== Material supplied ==

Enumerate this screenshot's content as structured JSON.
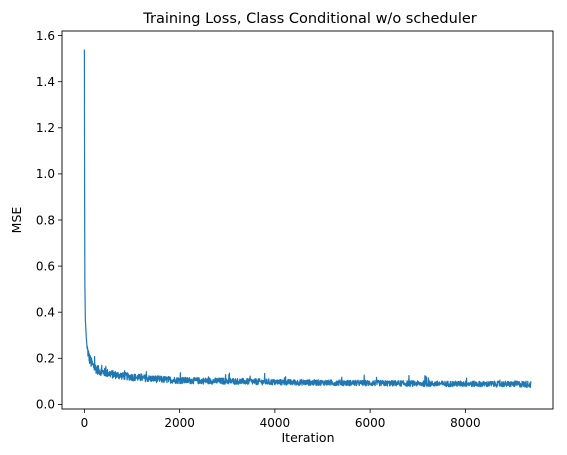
{
  "chart_data": {
    "type": "line",
    "title": "Training Loss, Class Conditional w/o scheduler",
    "xlabel": "Iteration",
    "ylabel": "MSE",
    "xlim": [
      -470,
      9840
    ],
    "ylim": [
      -0.02,
      1.62
    ],
    "xticks": [
      0,
      2000,
      4000,
      6000,
      8000
    ],
    "yticks": [
      0.0,
      0.2,
      0.4,
      0.6,
      0.8,
      1.0,
      1.2,
      1.4,
      1.6
    ],
    "xtick_labels": [
      "0",
      "2000",
      "4000",
      "6000",
      "8000"
    ],
    "ytick_labels": [
      "0.0",
      "0.2",
      "0.4",
      "0.6",
      "0.8",
      "1.0",
      "1.2",
      "1.4",
      "1.6"
    ],
    "grid": false,
    "series": [
      {
        "name": "",
        "color": "#1f77b4",
        "x": [
          0,
          5,
          10,
          20,
          40,
          60,
          100,
          150,
          200,
          300,
          400,
          500,
          600,
          800,
          1000,
          1200,
          1400,
          1600,
          1800,
          2000,
          2400,
          2800,
          3200,
          3600,
          4000,
          4500,
          5000,
          5500,
          6000,
          6500,
          7000,
          7500,
          8000,
          8500,
          9000,
          9380
        ],
        "y": [
          1.54,
          0.9,
          0.53,
          0.37,
          0.29,
          0.24,
          0.2,
          0.175,
          0.16,
          0.145,
          0.138,
          0.133,
          0.128,
          0.122,
          0.117,
          0.113,
          0.11,
          0.107,
          0.105,
          0.103,
          0.101,
          0.1,
          0.099,
          0.097,
          0.095,
          0.094,
          0.093,
          0.092,
          0.091,
          0.09,
          0.089,
          0.088,
          0.088,
          0.087,
          0.087,
          0.086
        ],
        "noise_band": [
          0.04,
          0.035,
          0.035,
          0.05,
          0.05,
          0.06,
          0.05,
          0.05,
          0.045,
          0.04,
          0.038,
          0.036,
          0.035,
          0.033,
          0.032,
          0.031,
          0.03,
          0.03,
          0.029,
          0.029,
          0.028,
          0.028,
          0.027,
          0.027,
          0.026,
          0.026,
          0.025,
          0.025,
          0.025,
          0.025,
          0.025,
          0.025,
          0.025,
          0.025,
          0.026,
          0.03
        ]
      }
    ]
  }
}
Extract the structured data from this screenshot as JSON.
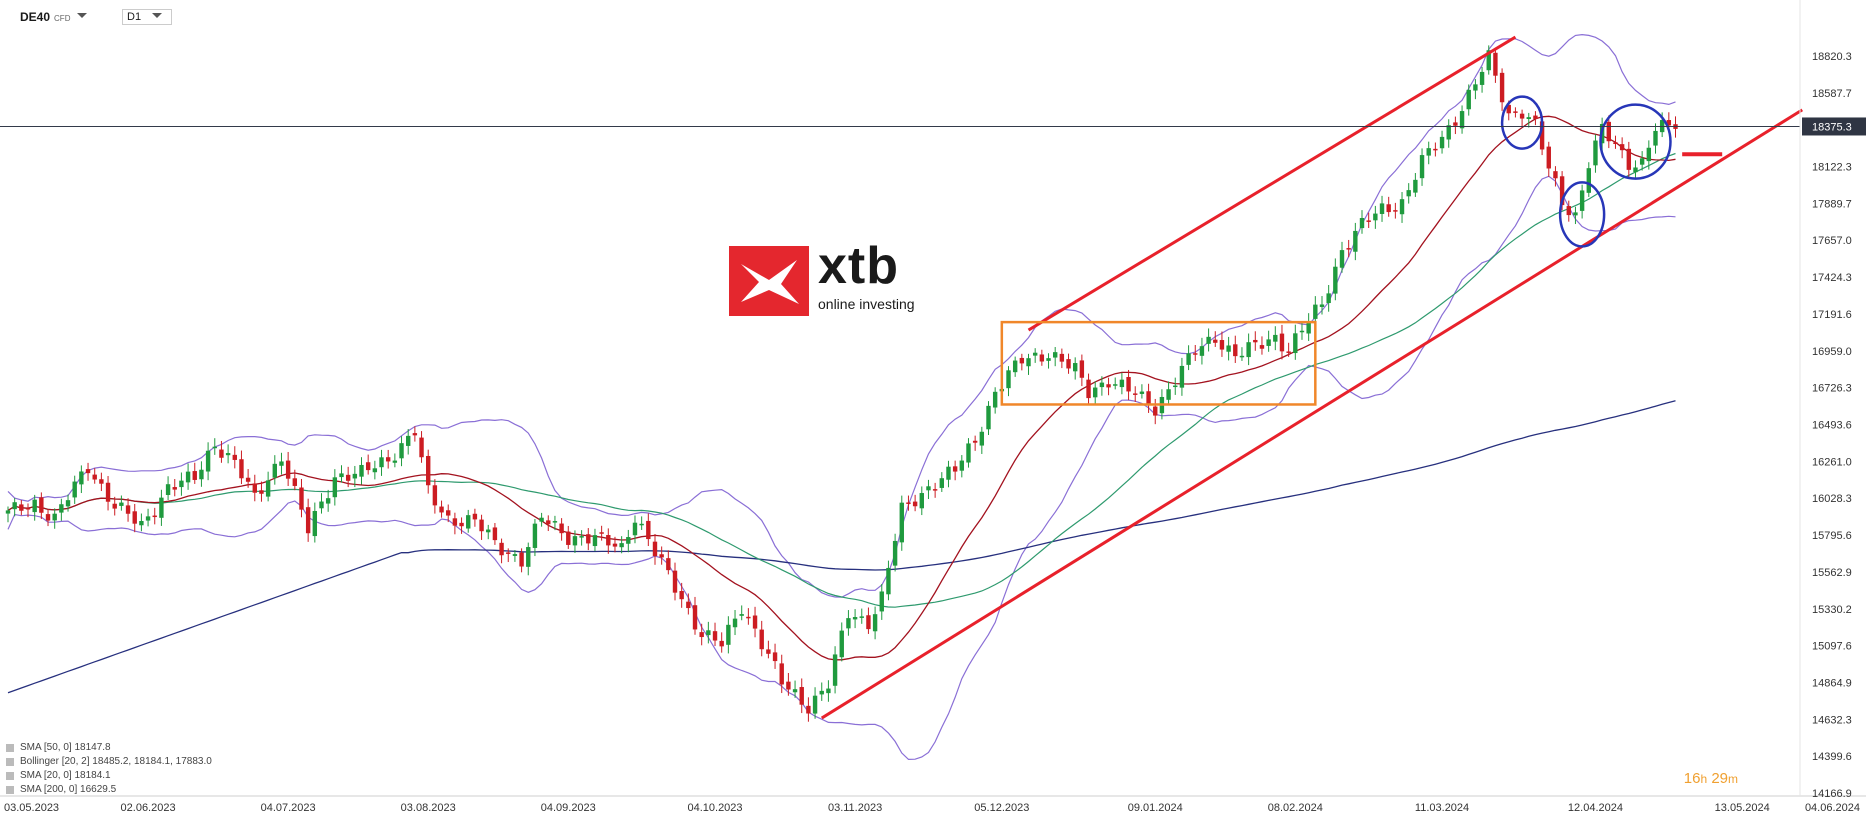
{
  "header": {
    "symbol": "DE40",
    "symbol_tag": "CFD",
    "timeframe": "D1"
  },
  "timer": {
    "hours": "16",
    "h_unit": "h",
    "minutes": "29",
    "m_unit": "m"
  },
  "logo": {
    "name": "xtb",
    "tagline": "online investing"
  },
  "legend": [
    {
      "text": "SMA  [50, 0]  18147.8"
    },
    {
      "text": "Bollinger  [20, 2]  18485.2,  18184.1,  17883.0"
    },
    {
      "text": "SMA  [20, 0]  18184.1"
    },
    {
      "text": "SMA  [200, 0]  16629.5"
    }
  ],
  "colors": {
    "bull": "#1f9a3e",
    "bear": "#cc1c22",
    "trend_channel": "#e8212b",
    "range_box": "#f0872a",
    "bollinger": "#8a6fd6",
    "sma20": "#a3121f",
    "sma50": "#2e9a6e",
    "sma200": "#27307e",
    "circle": "#2736b8",
    "price_line": "#333a4a"
  },
  "chart_data": {
    "type": "candlestick",
    "symbol": "DE40",
    "timeframe": "D1",
    "ylim": [
      14166.9,
      19053.0
    ],
    "y_ticks": [
      18820.3,
      18587.7,
      18122.3,
      17889.7,
      17657.0,
      17424.3,
      17191.6,
      16959.0,
      16726.3,
      16493.6,
      16261.0,
      16028.3,
      15795.6,
      15562.9,
      15330.2,
      15097.6,
      14864.9,
      14632.3,
      14399.6,
      14166.9
    ],
    "last_price": 18375.3,
    "x_labels": [
      "03.05.2023",
      "02.06.2023",
      "04.07.2023",
      "03.08.2023",
      "04.09.2023",
      "04.10.2023",
      "03.11.2023",
      "05.12.2023",
      "09.01.2024",
      "08.02.2024",
      "11.03.2024",
      "12.04.2024",
      "13.05.2024",
      "04.06.2024"
    ],
    "x_label_bar": [
      0,
      21,
      42,
      63,
      84,
      106,
      127,
      149,
      172,
      193,
      215,
      238,
      260,
      276
    ],
    "bars_count": 251,
    "anchors": [
      [
        0,
        15930
      ],
      [
        4,
        16000
      ],
      [
        7,
        15900
      ],
      [
        12,
        16230
      ],
      [
        16,
        15980
      ],
      [
        20,
        15850
      ],
      [
        24,
        16100
      ],
      [
        28,
        16150
      ],
      [
        31,
        16380
      ],
      [
        34,
        16250
      ],
      [
        37,
        16020
      ],
      [
        41,
        16300
      ],
      [
        45,
        15820
      ],
      [
        49,
        16170
      ],
      [
        53,
        16180
      ],
      [
        57,
        16280
      ],
      [
        61,
        16450
      ],
      [
        63,
        16060
      ],
      [
        66,
        15900
      ],
      [
        70,
        15880
      ],
      [
        73,
        15740
      ],
      [
        77,
        15640
      ],
      [
        80,
        15900
      ],
      [
        84,
        15790
      ],
      [
        88,
        15770
      ],
      [
        92,
        15720
      ],
      [
        94,
        15920
      ],
      [
        97,
        15680
      ],
      [
        101,
        15400
      ],
      [
        104,
        15170
      ],
      [
        107,
        15100
      ],
      [
        110,
        15350
      ],
      [
        112,
        15200
      ],
      [
        116,
        14860
      ],
      [
        120,
        14720
      ],
      [
        123,
        14850
      ],
      [
        126,
        15300
      ],
      [
        129,
        15250
      ],
      [
        131,
        15400
      ],
      [
        134,
        15950
      ],
      [
        138,
        16100
      ],
      [
        142,
        16200
      ],
      [
        145,
        16400
      ],
      [
        148,
        16700
      ],
      [
        152,
        16900
      ],
      [
        156,
        16950
      ],
      [
        160,
        16830
      ],
      [
        162,
        16700
      ],
      [
        165,
        16780
      ],
      [
        169,
        16680
      ],
      [
        172,
        16600
      ],
      [
        175,
        16780
      ],
      [
        178,
        16950
      ],
      [
        181,
        17050
      ],
      [
        184,
        16930
      ],
      [
        187,
        16980
      ],
      [
        190,
        17050
      ],
      [
        192,
        16970
      ],
      [
        194,
        17090
      ],
      [
        197,
        17250
      ],
      [
        200,
        17600
      ],
      [
        203,
        17750
      ],
      [
        206,
        17850
      ],
      [
        209,
        17900
      ],
      [
        212,
        18150
      ],
      [
        215,
        18300
      ],
      [
        218,
        18500
      ],
      [
        220,
        18650
      ],
      [
        222,
        18800
      ],
      [
        225,
        18450
      ],
      [
        227,
        18480
      ],
      [
        229,
        18380
      ],
      [
        231,
        18100
      ],
      [
        233,
        17900
      ],
      [
        235,
        17820
      ],
      [
        237,
        18150
      ],
      [
        239,
        18350
      ],
      [
        241,
        18250
      ],
      [
        243,
        18150
      ],
      [
        245,
        18150
      ],
      [
        247,
        18360
      ]
    ],
    "indicators": [
      {
        "name": "SMA [50, 0]",
        "value": 18147.8
      },
      {
        "name": "Bollinger [20, 2]",
        "upper": 18485.2,
        "middle": 18184.1,
        "lower": 17883.0
      },
      {
        "name": "SMA [20, 0]",
        "value": 18184.1
      },
      {
        "name": "SMA [200, 0]",
        "value": 16629.5
      }
    ],
    "annotations": {
      "trend_channel": {
        "lower": [
          [
            122,
            14640
          ],
          [
            269,
            18480
          ]
        ],
        "upper": [
          [
            153,
            17090
          ],
          [
            226,
            18940
          ]
        ]
      },
      "range_box": {
        "bar_start": 149,
        "bar_end": 196,
        "price_high": 17140,
        "price_low": 16620
      },
      "circles": [
        {
          "bar": 227,
          "price": 18400
        },
        {
          "bar": 236,
          "price": 17820
        },
        {
          "bar": 244,
          "price": 18280
        }
      ],
      "marker": {
        "bar_start": 251,
        "bar_end": 257,
        "price": 18200
      }
    }
  }
}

===

### Required task
Search the data above for the string "name" and copy each line that has it.

### Solution for this problem
        "name": "",
    "name": "xtb",
        "name": "SMA [50, 0]",
        "name": "Bollinger [20, 2]",
        "name": "SMA [20, 0]",
        "name": "SMA [200, 0]",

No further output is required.